START Source
6 lbs Pale Malt (2 Row) US (2.0 SRM)
12.0 oz Vienna Malt (3.5 SRM) Grain
12.0 oz Cara-Pils/Dextrine (2.0 SRM)
8.0 oz Caramel/Crystal Malt - 30L (30.0 SRM)

Boil:

0.35 oz Columbus (Tomahawk) [14.50 %] - Boil 60.0 min
0.50 oz Centennial [8.70 %] - Boil 35.0 min
0.50 oz Cascade [7.30 %] - Boil 20.0 min
1.00 Items Whirlfloc Tablet (Boil 15.0 mins)
1 lbs 8.0 oz Extra Light Dry Extract [Boil for8 min](3.0 SRM) Dry Extract
0.50 oz Centennial [10.00 %] - Aroma Steep 20.0 min
0.50 oz Cascade [4.70 %] - Aroma Steep 20.0 min

In Secondary: after 7 days in primary

0.50 tsp Gelatin (Secondary)
0.50 oz Cascade [5.50 %] - Dry Hop 7.0 Days
0.50 oz Summit [15.80 %] - Dry Hop 7.0 Days

Yeast:

1 Package of Nottignham (rehydrated)

This is my favorite brew to date. Light crisp and a hop flavor that is hard to match. I'm a big fan of session IPAs and this, to me, is better than any commercial kind I've tried.
END Source
START Supplied entries
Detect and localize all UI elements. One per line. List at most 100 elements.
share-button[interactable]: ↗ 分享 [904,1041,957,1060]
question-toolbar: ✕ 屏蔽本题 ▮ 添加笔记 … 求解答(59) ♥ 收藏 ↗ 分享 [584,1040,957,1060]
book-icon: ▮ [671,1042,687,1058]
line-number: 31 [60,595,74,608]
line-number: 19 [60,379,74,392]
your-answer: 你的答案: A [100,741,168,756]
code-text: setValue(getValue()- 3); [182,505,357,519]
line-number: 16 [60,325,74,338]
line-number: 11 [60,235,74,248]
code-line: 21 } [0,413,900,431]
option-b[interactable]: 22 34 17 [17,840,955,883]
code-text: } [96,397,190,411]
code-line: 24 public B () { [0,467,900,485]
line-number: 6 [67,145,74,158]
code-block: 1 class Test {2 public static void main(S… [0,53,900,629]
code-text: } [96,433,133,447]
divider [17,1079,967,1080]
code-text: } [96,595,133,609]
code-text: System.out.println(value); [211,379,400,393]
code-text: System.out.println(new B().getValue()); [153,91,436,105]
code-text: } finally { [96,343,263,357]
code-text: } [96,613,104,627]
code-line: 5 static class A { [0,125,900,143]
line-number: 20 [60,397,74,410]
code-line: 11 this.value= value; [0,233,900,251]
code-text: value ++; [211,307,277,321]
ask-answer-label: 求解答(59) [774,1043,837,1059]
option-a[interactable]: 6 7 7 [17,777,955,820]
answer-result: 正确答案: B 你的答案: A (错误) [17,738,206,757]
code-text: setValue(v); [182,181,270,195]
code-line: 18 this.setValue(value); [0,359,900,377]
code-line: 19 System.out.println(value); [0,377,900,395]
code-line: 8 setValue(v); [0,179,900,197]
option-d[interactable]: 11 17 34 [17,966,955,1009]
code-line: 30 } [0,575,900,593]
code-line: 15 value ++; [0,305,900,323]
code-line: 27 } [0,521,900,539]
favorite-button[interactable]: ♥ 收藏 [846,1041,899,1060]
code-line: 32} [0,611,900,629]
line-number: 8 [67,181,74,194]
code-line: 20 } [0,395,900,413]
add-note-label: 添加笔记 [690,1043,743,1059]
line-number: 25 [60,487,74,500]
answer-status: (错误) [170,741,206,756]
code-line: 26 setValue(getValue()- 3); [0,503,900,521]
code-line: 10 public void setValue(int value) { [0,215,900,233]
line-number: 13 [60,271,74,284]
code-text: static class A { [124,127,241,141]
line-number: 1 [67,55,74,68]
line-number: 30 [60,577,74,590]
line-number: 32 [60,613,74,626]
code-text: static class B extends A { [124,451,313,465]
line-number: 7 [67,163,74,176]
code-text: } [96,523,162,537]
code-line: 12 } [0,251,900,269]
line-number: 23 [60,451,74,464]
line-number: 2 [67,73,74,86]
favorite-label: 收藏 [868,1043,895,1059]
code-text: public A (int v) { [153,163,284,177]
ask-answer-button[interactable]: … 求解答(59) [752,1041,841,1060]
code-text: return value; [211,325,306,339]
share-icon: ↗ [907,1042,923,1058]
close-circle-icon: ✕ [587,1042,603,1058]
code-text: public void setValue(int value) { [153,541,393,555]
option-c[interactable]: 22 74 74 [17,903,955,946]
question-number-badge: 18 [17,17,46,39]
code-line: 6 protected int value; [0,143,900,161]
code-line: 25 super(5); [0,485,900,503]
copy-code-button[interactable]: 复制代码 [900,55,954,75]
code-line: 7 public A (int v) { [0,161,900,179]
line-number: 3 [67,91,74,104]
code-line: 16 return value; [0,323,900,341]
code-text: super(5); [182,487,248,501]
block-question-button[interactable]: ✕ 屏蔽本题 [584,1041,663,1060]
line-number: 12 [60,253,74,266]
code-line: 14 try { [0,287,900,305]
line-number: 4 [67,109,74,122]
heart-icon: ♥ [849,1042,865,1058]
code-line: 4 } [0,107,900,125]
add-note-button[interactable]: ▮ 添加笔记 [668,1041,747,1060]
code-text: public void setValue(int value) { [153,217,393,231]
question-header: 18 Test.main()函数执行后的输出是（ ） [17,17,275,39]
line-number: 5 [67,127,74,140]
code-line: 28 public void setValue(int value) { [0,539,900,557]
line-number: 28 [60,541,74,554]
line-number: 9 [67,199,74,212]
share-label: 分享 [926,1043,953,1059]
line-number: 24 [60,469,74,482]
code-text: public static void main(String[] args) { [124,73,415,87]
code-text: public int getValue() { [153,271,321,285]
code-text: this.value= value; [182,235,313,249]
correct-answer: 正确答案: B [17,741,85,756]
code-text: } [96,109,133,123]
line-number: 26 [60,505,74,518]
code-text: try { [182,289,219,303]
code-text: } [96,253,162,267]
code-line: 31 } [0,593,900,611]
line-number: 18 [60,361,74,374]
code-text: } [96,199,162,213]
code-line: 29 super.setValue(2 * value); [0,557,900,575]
END Supplied entries
● Set of tasks
a) Change "Summit" to "Simcoe" in the beer recipe and give the stretch from "0.50 tsp Gelatin" through "kind I've tried." with that swap.
b) Summarize the beer recipe in two sentences.
c) According to the beer recipe, how many days does the beer spend in primary before moving to secondary?
Rely on the beer recipe alone.

● Written responses
a)
0.50 tsp Gelatin (Secondary)
0.50 oz Cascade [5.50 %] - Dry Hop 7.0 Days
0.50 oz Simcoe [15.80 %] - Dry Hop 7.0 Days

Yeast:

1 Package of Nottignham (rehydrated)

This is my favorite brew to date. Light crisp and a hop flavor that is hard to match. I'm a big fan of session IPAs and this, to me, is better than any commercial kind I've tried.

b) The recipe uses a grain bill of pale, Vienna, Cara-Pils and crystal malts, adds Columbus, Centennial and Cascade hops during the boil and aroma steep, and then adds gelatin and seven days of dry hopping with Cascade and Summit in secondary. The brewer calls it a favorite brew to date: light and crisp, with a hop flavor that is hard to match, and better than any commercial session IPA the brewer has tried.

c) 7 days.